**Work task**.
Could you output the entries that follow exactly, omitting any pictures they contain?

**Material shown**.
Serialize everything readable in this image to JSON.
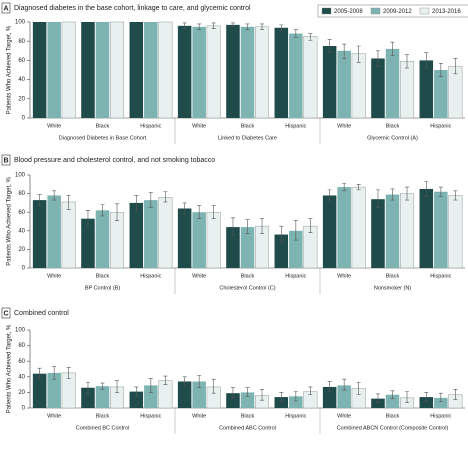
{
  "chart_data": [
    {
      "type": "bar",
      "panel": "A",
      "title": "Diagnosed diabetes in the base cohort, linkage to care, and glycemic control",
      "ylabel": "Patients Who Achieved Target, %",
      "ylim": [
        0,
        100
      ],
      "yticks": [
        0,
        20,
        40,
        60,
        80,
        100
      ],
      "groups": [
        {
          "name": "Diagnosed Diabetes in Base Cohort",
          "categories": [
            "White",
            "Black",
            "Hispanic"
          ]
        },
        {
          "name": "Linked to Diabetes Care",
          "categories": [
            "White",
            "Black",
            "Hispanic"
          ]
        },
        {
          "name": "Glycemic Control (A)",
          "categories": [
            "White",
            "Black",
            "Hispanic"
          ]
        }
      ],
      "series": [
        {
          "name": "2005-2008",
          "color": "#1f4b4b",
          "values": [
            100,
            100,
            100,
            96,
            97,
            94,
            75,
            62,
            60
          ],
          "lower": [
            100,
            100,
            100,
            93,
            95,
            91,
            68,
            54,
            52
          ],
          "upper": [
            100,
            100,
            100,
            99,
            99,
            97,
            82,
            70,
            68
          ]
        },
        {
          "name": "2009-2012",
          "color": "#7db4b2",
          "values": [
            100,
            100,
            100,
            95,
            95,
            88,
            70,
            72,
            50
          ],
          "lower": [
            100,
            100,
            100,
            92,
            92,
            84,
            62,
            65,
            43
          ],
          "upper": [
            100,
            100,
            100,
            98,
            98,
            92,
            77,
            79,
            57
          ]
        },
        {
          "name": "2013-2016",
          "color": "#e9f1f0",
          "values": [
            100,
            100,
            100,
            96,
            95,
            85,
            67,
            59,
            54
          ],
          "lower": [
            100,
            100,
            100,
            93,
            92,
            81,
            58,
            52,
            46
          ],
          "upper": [
            100,
            100,
            100,
            99,
            98,
            88,
            75,
            66,
            62
          ]
        }
      ]
    },
    {
      "type": "bar",
      "panel": "B",
      "title": "Blood pressure and cholesterol control, and not smoking tobacco",
      "ylabel": "Patients Who Achieved Target, %",
      "ylim": [
        0,
        100
      ],
      "yticks": [
        0,
        20,
        40,
        60,
        80,
        100
      ],
      "groups": [
        {
          "name": "BP Control (B)",
          "categories": [
            "White",
            "Black",
            "Hispanic"
          ]
        },
        {
          "name": "Cholesterol Control (C)",
          "categories": [
            "White",
            "Black",
            "Hispanic"
          ]
        },
        {
          "name": "Nonsmoker (N)",
          "categories": [
            "White",
            "Black",
            "Hispanic"
          ]
        }
      ],
      "series": [
        {
          "color": "#1f4b4b",
          "values": [
            73,
            53,
            70,
            64,
            44,
            36,
            78,
            74,
            85
          ],
          "lower": [
            67,
            44,
            61,
            58,
            35,
            28,
            73,
            65,
            77
          ],
          "upper": [
            79,
            62,
            78,
            70,
            54,
            45,
            84,
            84,
            93
          ]
        },
        {
          "color": "#7db4b2",
          "values": [
            78,
            62,
            73,
            60,
            44,
            40,
            87,
            79,
            82
          ],
          "lower": [
            73,
            56,
            65,
            53,
            37,
            30,
            83,
            73,
            77
          ],
          "upper": [
            83,
            68,
            81,
            67,
            52,
            51,
            91,
            85,
            87
          ]
        },
        {
          "color": "#e9f1f0",
          "values": [
            71,
            60,
            76,
            60,
            45,
            45,
            87,
            80,
            78
          ],
          "lower": [
            63,
            51,
            71,
            53,
            37,
            38,
            84,
            73,
            73
          ],
          "upper": [
            78,
            69,
            82,
            67,
            53,
            53,
            90,
            87,
            83
          ]
        }
      ]
    },
    {
      "type": "bar",
      "panel": "C",
      "title": "Combined control",
      "ylabel": "Patients Who Achieved Target, %",
      "ylim": [
        0,
        100
      ],
      "yticks": [
        0,
        20,
        40,
        60,
        80,
        100
      ],
      "groups": [
        {
          "name": "Combined BC Control",
          "categories": [
            "White",
            "Black",
            "Hispanic"
          ]
        },
        {
          "name": "Combined ABC Control",
          "categories": [
            "White",
            "Black",
            "Hispanic"
          ]
        },
        {
          "name": "Combined ABCN Control (Composite Control)",
          "categories": [
            "White",
            "Black",
            "Hispanic"
          ]
        }
      ],
      "series": [
        {
          "color": "#1f4b4b",
          "values": [
            44,
            26,
            21,
            34,
            19,
            14,
            27,
            12,
            14
          ],
          "lower": [
            37,
            19,
            15,
            29,
            13,
            9,
            21,
            7,
            8
          ],
          "upper": [
            51,
            33,
            27,
            40,
            26,
            20,
            34,
            18,
            20
          ]
        },
        {
          "color": "#7db4b2",
          "values": [
            45,
            28,
            29,
            34,
            20,
            15,
            29,
            17,
            13
          ],
          "lower": [
            37,
            24,
            20,
            26,
            15,
            9,
            23,
            12,
            8
          ],
          "upper": [
            53,
            32,
            38,
            42,
            26,
            21,
            37,
            22,
            19
          ]
        },
        {
          "color": "#e9f1f0",
          "values": [
            45,
            27,
            35,
            27,
            16,
            21,
            25,
            13,
            17
          ],
          "lower": [
            38,
            20,
            30,
            19,
            10,
            17,
            17,
            7,
            11
          ],
          "upper": [
            52,
            35,
            41,
            37,
            24,
            27,
            33,
            21,
            24
          ]
        }
      ]
    }
  ]
}
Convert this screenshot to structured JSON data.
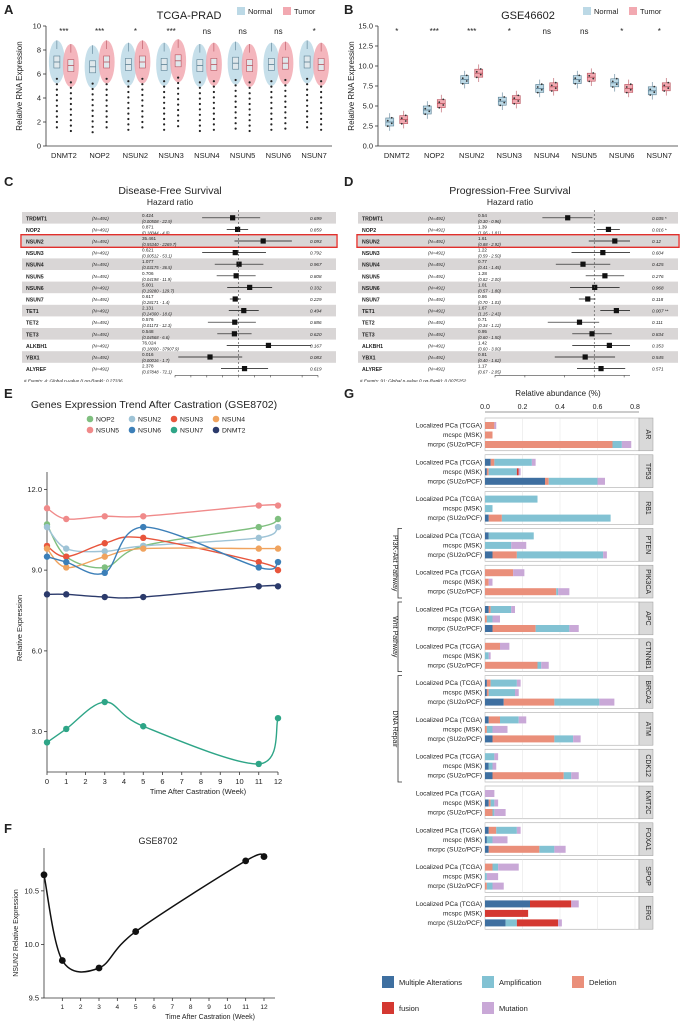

**Written response**.
Serialize everything readable in this image to JSON.
{
  "chart_data": [
    {
      "type": "bar",
      "panel": "A",
      "title": "Diagnosed diabetes in the base cohort, linkage to care, and glycemic control",
      "ylabel": "Patients Who Achieved Target, %",
      "ylim": [
        0,
        100
      ],
      "yticks": [
        0,
        20,
        40,
        60,
        80,
        100
      ],
      "groups": [
        {
          "name": "Diagnosed Diabetes in Base Cohort",
          "categories": [
            "White",
            "Black",
            "Hispanic"
          ]
        },
        {
          "name": "Linked to Diabetes Care",
          "categories": [
            "White",
            "Black",
            "Hispanic"
          ]
        },
        {
          "name": "Glycemic Control (A)",
          "categories": [
            "White",
            "Black",
            "Hispanic"
          ]
        }
      ],
      "series": [
        {
          "name": "2005-2008",
          "color": "#1f4b4b",
          "values": [
            100,
            100,
            100,
            96,
            97,
            94,
            75,
            62,
            60
          ],
          "lower": [
            100,
            100,
            100,
            93,
            95,
            91,
            68,
            54,
            52
          ],
          "upper": [
            100,
            100,
            100,
            99,
            99,
            97,
            82,
            70,
            68
          ]
        },
        {
          "name": "2009-2012",
          "color": "#7db4b2",
          "values": [
            100,
            100,
            100,
            95,
            95,
            88,
            70,
            72,
            50
          ],
          "lower": [
            100,
            100,
            100,
            92,
            92,
            84,
            62,
            65,
            43
          ],
          "upper": [
            100,
            100,
            100,
            98,
            98,
            92,
            77,
            79,
            57
          ]
        },
        {
          "name": "2013-2016",
          "color": "#e9f1f0",
          "values": [
            100,
            100,
            100,
            96,
            95,
            85,
            67,
            59,
            54
          ],
          "lower": [
            100,
            100,
            100,
            93,
            92,
            81,
            58,
            52,
            46
          ],
          "upper": [
            100,
            100,
            100,
            99,
            98,
            88,
            75,
            66,
            62
          ]
        }
      ]
    },
    {
      "type": "bar",
      "panel": "B",
      "title": "Blood pressure and cholesterol control, and not smoking tobacco",
      "ylabel": "Patients Who Achieved Target, %",
      "ylim": [
        0,
        100
      ],
      "yticks": [
        0,
        20,
        40,
        60,
        80,
        100
      ],
      "groups": [
        {
          "name": "BP Control (B)",
          "categories": [
            "White",
            "Black",
            "Hispanic"
          ]
        },
        {
          "name": "Cholesterol Control (C)",
          "categories": [
            "White",
            "Black",
            "Hispanic"
          ]
        },
        {
          "name": "Nonsmoker (N)",
          "categories": [
            "White",
            "Black",
            "Hispanic"
          ]
        }
      ],
      "series": [
        {
          "color": "#1f4b4b",
          "values": [
            73,
            53,
            70,
            64,
            44,
            36,
            78,
            74,
            85
          ],
          "lower": [
            67,
            44,
            61,
            58,
            35,
            28,
            73,
            65,
            77
          ],
          "upper": [
            79,
            62,
            78,
            70,
            54,
            45,
            84,
            84,
            93
          ]
        },
        {
          "color": "#7db4b2",
          "values": [
            78,
            62,
            73,
            60,
            44,
            40,
            87,
            79,
            82
          ],
          "lower": [
            73,
            56,
            65,
            53,
            37,
            30,
            83,
            73,
            77
          ],
          "upper": [
            83,
            68,
            81,
            67,
            52,
            51,
            91,
            85,
            87
          ]
        },
        {
          "color": "#e9f1f0",
          "values": [
            71,
            60,
            76,
            60,
            45,
            45,
            87,
            80,
            78
          ],
          "lower": [
            63,
            51,
            71,
            53,
            37,
            38,
            84,
            73,
            73
          ],
          "upper": [
            78,
            69,
            82,
            67,
            53,
            53,
            90,
            87,
            83
          ]
        }
      ]
    },
    {
      "type": "bar",
      "panel": "C",
      "title": "Combined control",
      "ylabel": "Patients Who Achieved Target, %",
      "ylim": [
        0,
        100
      ],
      "yticks": [
        0,
        20,
        40,
        60,
        80,
        100
      ],
      "groups": [
        {
          "name": "Combined BC Control",
          "categories": [
            "White",
            "Black",
            "Hispanic"
          ]
        },
        {
          "name": "Combined ABC Control",
          "categories": [
            "White",
            "Black",
            "Hispanic"
          ]
        },
        {
          "name": "Combined ABCN Control (Composite Control)",
          "categories": [
            "White",
            "Black",
            "Hispanic"
          ]
        }
      ],
      "series": [
        {
          "color": "#1f4b4b",
          "values": [
            44,
            26,
            21,
            34,
            19,
            14,
            27,
            12,
            14
          ],
          "lower": [
            37,
            19,
            15,
            29,
            13,
            9,
            21,
            7,
            8
          ],
          "upper": [
            51,
            33,
            27,
            40,
            26,
            20,
            34,
            18,
            20
          ]
        },
        {
          "color": "#7db4b2",
          "values": [
            45,
            28,
            29,
            34,
            20,
            15,
            29,
            17,
            13
          ],
          "lower": [
            37,
            24,
            20,
            26,
            15,
            9,
            23,
            12,
            8
          ],
          "upper": [
            53,
            32,
            38,
            42,
            26,
            21,
            37,
            22,
            19
          ]
        },
        {
          "color": "#e9f1f0",
          "values": [
            45,
            27,
            35,
            27,
            16,
            21,
            25,
            13,
            17
          ],
          "lower": [
            38,
            20,
            30,
            19,
            10,
            17,
            17,
            7,
            11
          ],
          "upper": [
            52,
            35,
            41,
            37,
            24,
            27,
            33,
            21,
            24
          ]
        }
      ]
    }
  ]
}
Convert this screenshot to structured JSON data.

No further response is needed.